> WHAT TO WORK ON
Read the entries below and pull out each line with the string "Aboiteau".

> DATASET EXTRACT
________________________________________

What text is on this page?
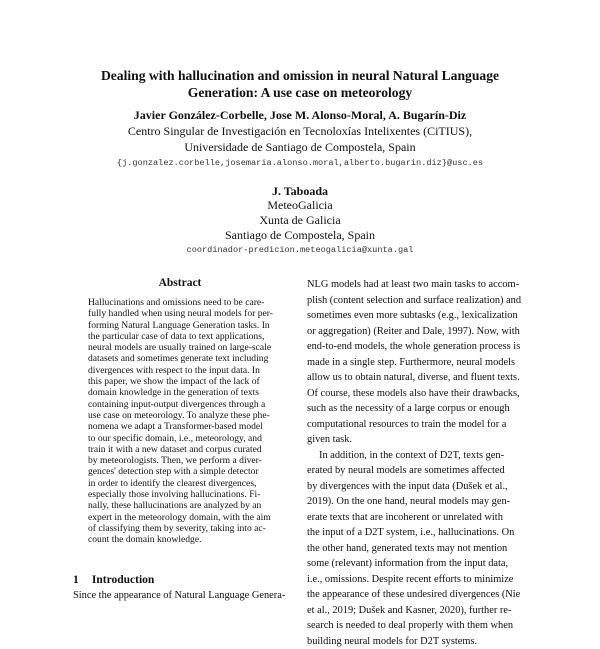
Dealing with hallucination and omission in neural Natural Language
Generation: A use case on meteorology
Javier González-Corbelle, Jose M. Alonso-Moral, A. Bugarín-Diz
Centro Singular de Investigación en Tecnoloxías Intelixentes (CiTIUS),
Universidade de Santiago de Compostela, Spain
{j.gonzalez.corbelle,josemaria.alonso.moral,alberto.bugarin.diz}@usc.es
J. Taboada
MeteoGalicia
Xunta de Galicia
Santiago de Compostela, Spain
coordinador-predicion.meteogalicia@xunta.gal
Abstract
Hallucinations and omissions need to be care-
fully handled when using neural models for per-
forming Natural Language Generation tasks. In
the particular case of data to text applications,
neural models are usually trained on large-scale
datasets and sometimes generate text including
divergences with respect to the input data. In
this paper, we show the impact of the lack of
domain knowledge in the generation of texts
containing input-output divergences through a
use case on meteorology. To analyze these phe-
nomena we adapt a Transformer-based model
to our specific domain, i.e., meteorology, and
train it with a new dataset and corpus curated
by meteorologists. Then, we perform a diver-
gences' detection step with a simple detector
in order to identify the clearest divergences,
especially those involving hallucinations. Fi-
nally, these hallucinations are analyzed by an
expert in the meteorology domain, with the aim
of classifying them by severity, taking into ac-
count the domain knowledge.
1 Introduction
Since the appearance of Natural Language Genera-
NLG models had at least two main tasks to accom-
plish (content selection and surface realization) and
sometimes even more subtasks (e.g., lexicalization
or aggregation) (Reiter and Dale, 1997). Now, with
end-to-end models, the whole generation process is
made in a single step. Furthermore, neural models
allow us to obtain natural, diverse, and fluent texts.
Of course, these models also have their drawbacks,
such as the necessity of a large corpus or enough
computational resources to train the model for a
given task.
In addition, in the context of D2T, texts gen-
erated by neural models are sometimes affected
by divergences with the input data (Dušek et al.,
2019). On the one hand, neural models may gen-
erate texts that are incoherent or unrelated with
the input of a D2T system, i.e., hallucinations. On
the other hand, generated texts may not mention
some (relevant) information from the input data,
i.e., omissions. Despite recent efforts to minimize
the appearance of these undesired divergences (Nie
et al., 2019; Dušek and Kasner, 2020), further re-
search is needed to deal properly with them when
building neural models for D2T systems.
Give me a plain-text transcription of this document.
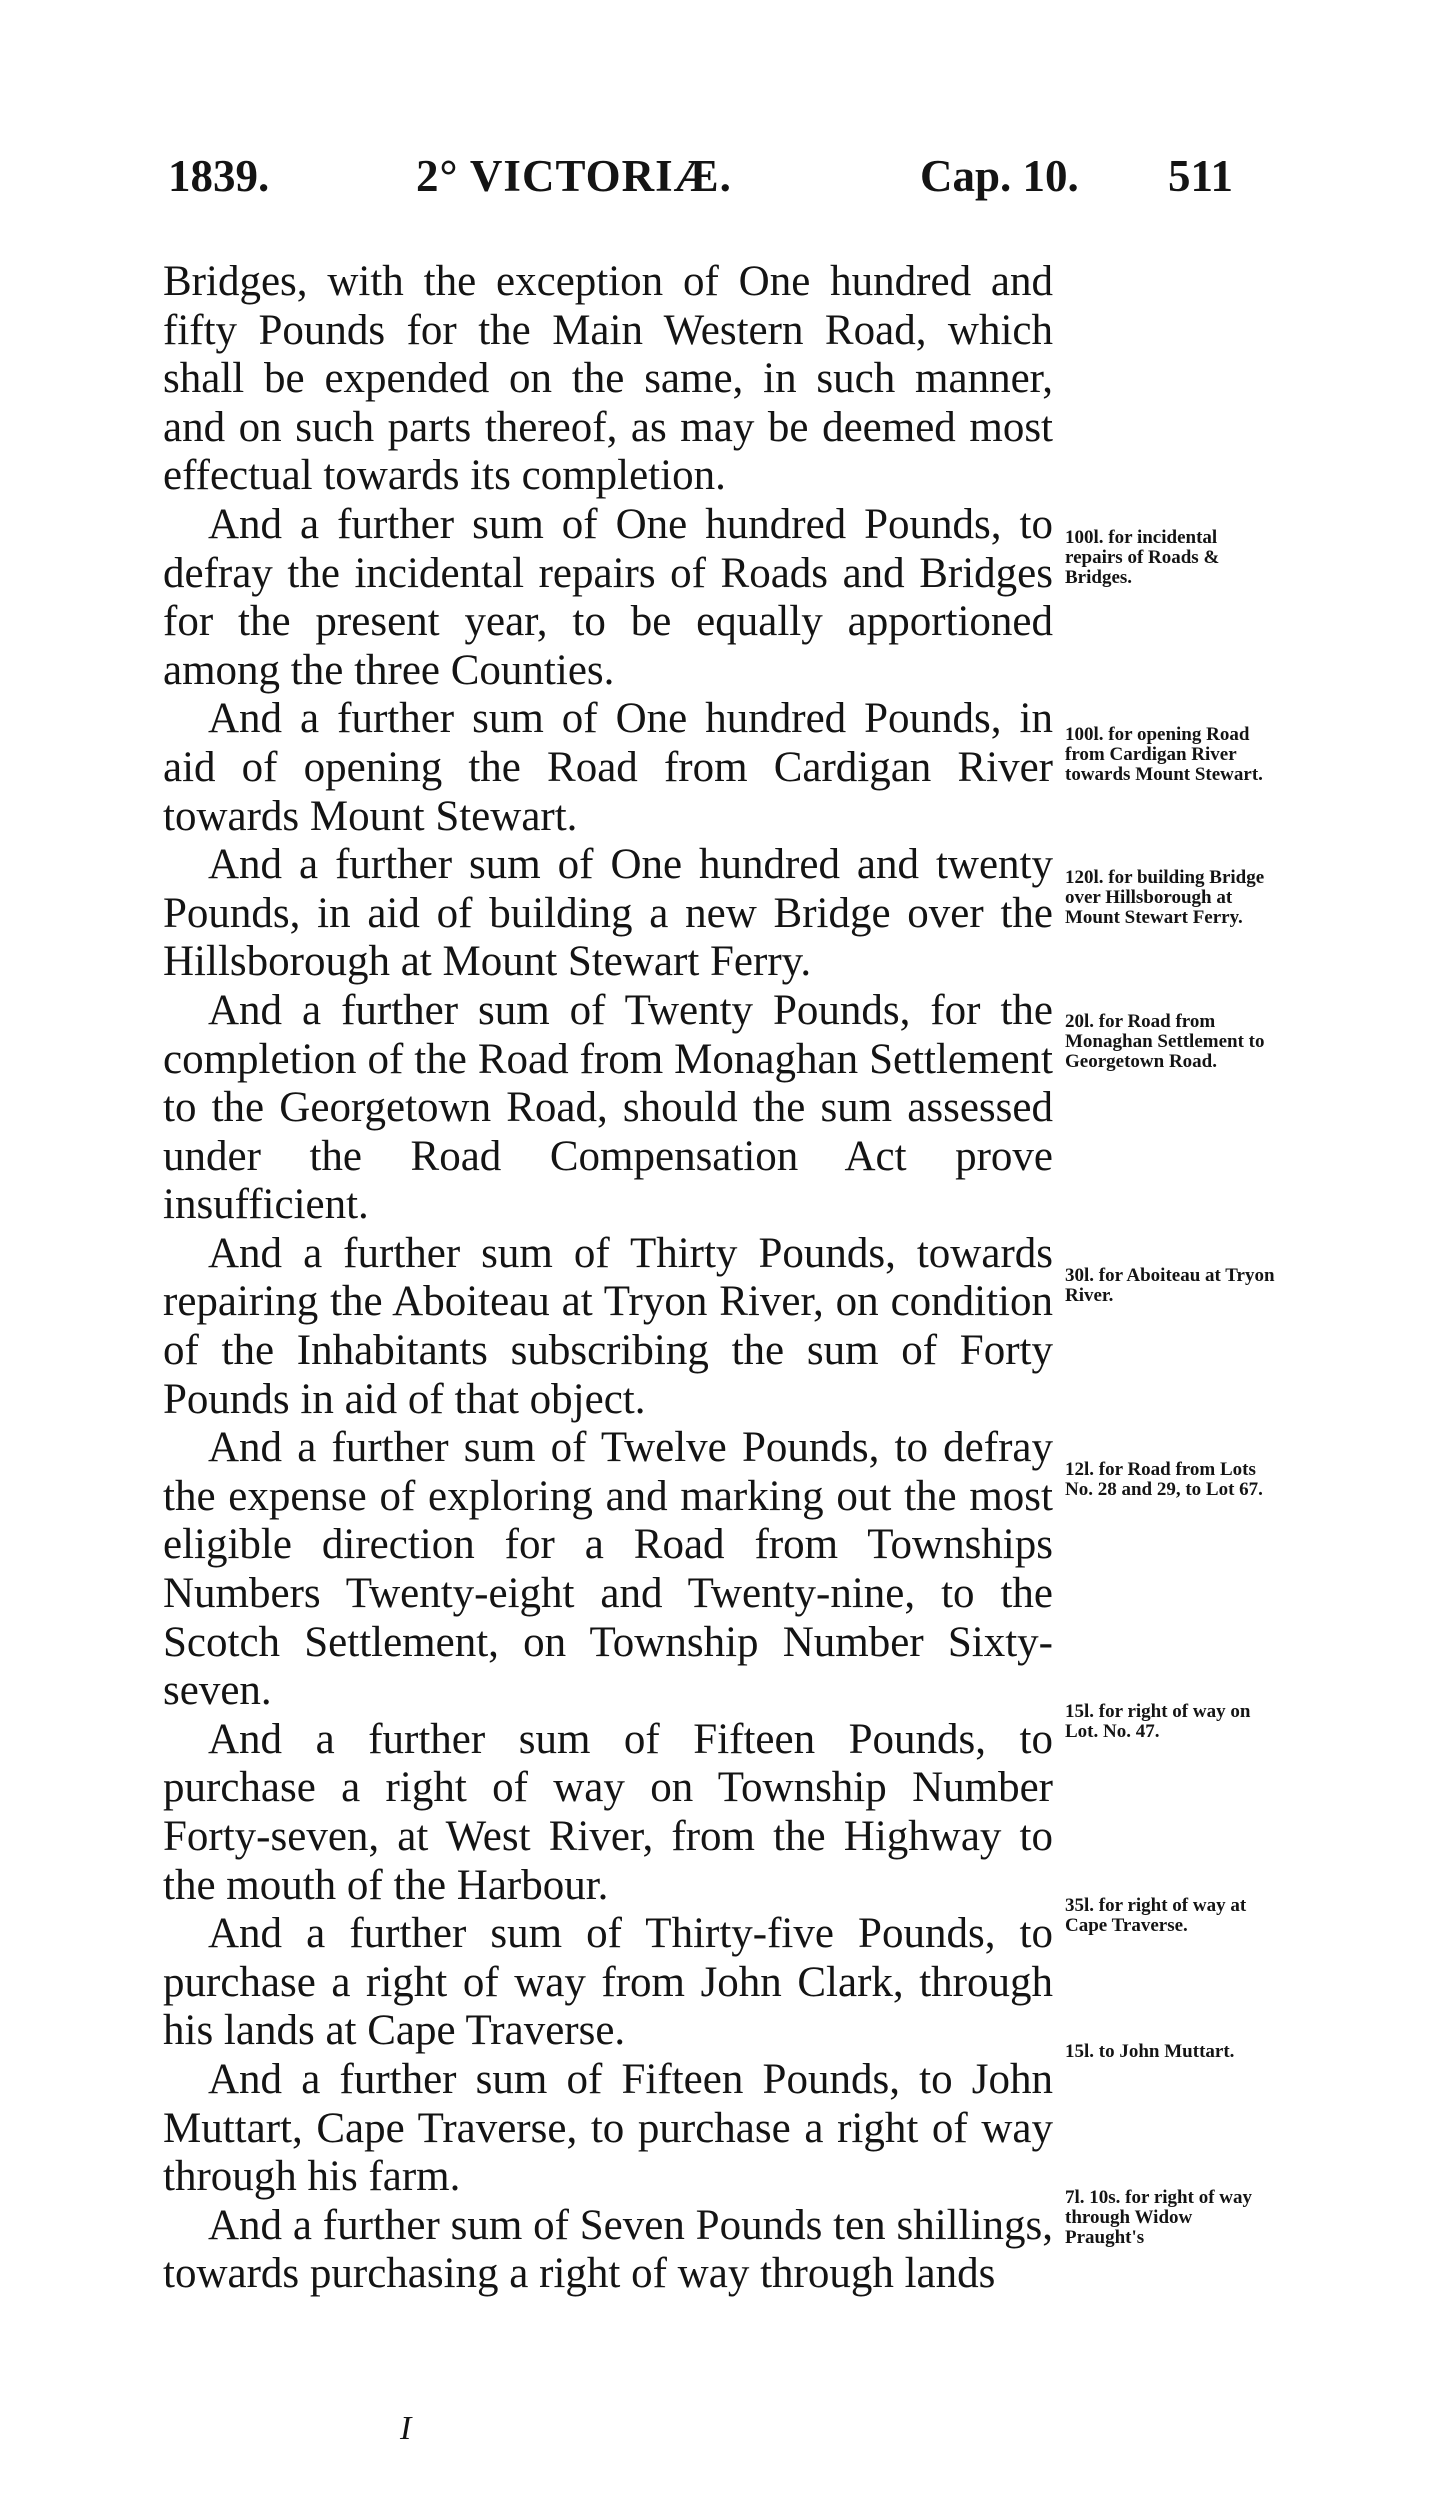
1839.	2° VICTORIÆ.	Cap. 10. 511

Bridges, with the exception of One hundred and fifty Pounds for the Main Western Road, which shall be expended on the same, in such manner, and on such parts thereof, as may be deemed most effectual towards its completion.

And a further sum of One hundred Pounds, to defray the incidental repairs of Roads and Bridges for the present year, to be equally apportioned among the three Counties.

And a further sum of One hundred Pounds, in aid of opening the Road from Cardigan River towards Mount Stewart.

And a further sum of One hundred and twenty Pounds, in aid of building a new Bridge over the Hillsborough at Mount Stewart Ferry.

And a further sum of Twenty Pounds, for the completion of the Road from Monaghan Settlement to the Georgetown Road, should the sum assessed under the Road Compensation Act prove insufficient.

And a further sum of Thirty Pounds, towards repairing the Aboiteau at Tryon River, on condition of the Inhabitants subscribing the sum of Forty Pounds in aid of that object.

And a further sum of Twelve Pounds, to defray the expense of exploring and marking out the most eligible direction for a Road from Townships Numbers Twenty-eight and Twenty-nine, to the Scotch Settlement, on Township Number Sixty-seven.

And a further sum of Fifteen Pounds, to purchase a right of way on Township Number Forty-seven, at West River, from the Highway to the mouth of the Harbour.

And a further sum of Thirty-five Pounds, to purchase a right of way from John Clark, through his lands at Cape Traverse.

And a further sum of Fifteen Pounds, to John Muttart, Cape Traverse, to purchase a right of way through his farm.

And a further sum of Seven Pounds ten shillings, towards purchasing a right of way through lands

100l. for incidental repairs of Roads & Bridges.
100l. for opening Road from Cardigan River towards Mount Stewart.
120l. for building Bridge over Hillsborough at Mount Stewart Ferry.
20l. for Road from Monaghan Settlement to Georgetown Road.
30l. for Aboiteau at Tryon River.
12l. for Road from Lots No. 28 and 29, to Lot 67.
15l. for right of way on Lot. No. 47.
35l. for right of way at Cape Traverse.
15l. to John Muttart.
7l. 10s. for right of way through Widow Praught's
I
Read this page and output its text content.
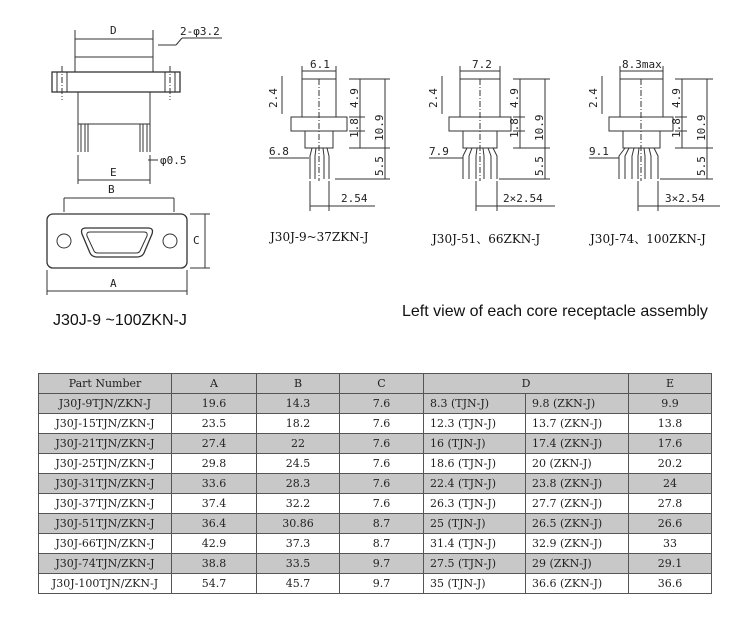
D	2-φ3.2
φ0.5
E
B
C
A
6.1
2.4
6.8
4.9
1.8 10.9
5.5
2.54
7.2
2.4
7.9
4.9
1.8 10.9
5.5
2×2.54
8.3max
2.4
9.1
4.9
1.8 10.9
5.5
3×2.54
J30J-9~37ZKN-J	J30J-51、66ZKN-J	J30J-74、100ZKN-J
J30J-9 ~100ZKN-J
Left view of each core receptacle assembly
Part Number	A	B	C	D		E
J30J-9TJN/ZKN-J	19.6	14.3	7.6	8.3 (TJN-J)	9.8 (ZKN-J)	9.9
J30J-15TJN/ZKN-J	23.5	18.2	7.6	12.3 (TJN-J)	13.7 (ZKN-J)	13.8
J30J-21TJN/ZKN-J	27.4	22	7.6	16 (TJN-J)	17.4 (ZKN-J)	17.6
J30J-25TJN/ZKN-J	29.8	24.5	7.6	18.6 (TJN-J)	20 (ZKN-J)	20.2
J30J-31TJN/ZKN-J	33.6	28.3	7.6	22.4 (TJN-J)	23.8 (ZKN-J)	24
J30J-37TJN/ZKN-J	37.4	32.2	7.6	26.3 (TJN-J)	27.7 (ZKN-J)	27.8
J30J-51TJN/ZKN-J	36.4	30.86	8.7	25 (TJN-J)	26.5 (ZKN-J)	26.6
J30J-66TJN/ZKN-J	42.9	37.3	8.7	31.4 (TJN-J)	32.9 (ZKN-J)	33
J30J-74TJN/ZKN-J	38.8	33.5	9.7	27.5 (TJN-J)	29 (ZKN-J)	29.1
J30J-100TJN/ZKN-J	54.7	45.7	9.7	35 (TJN-J)	36.6 (ZKN-J)	36.6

________________________________________

> WRITTEN ANSWER
And a further sum of Thirty Pounds, towards repairing the Aboiteau at Tryon River, on condition of the Inhabitants subscribing the sum of Forty Pounds in aid of that object.
30l. for Aboiteau at Tryon River.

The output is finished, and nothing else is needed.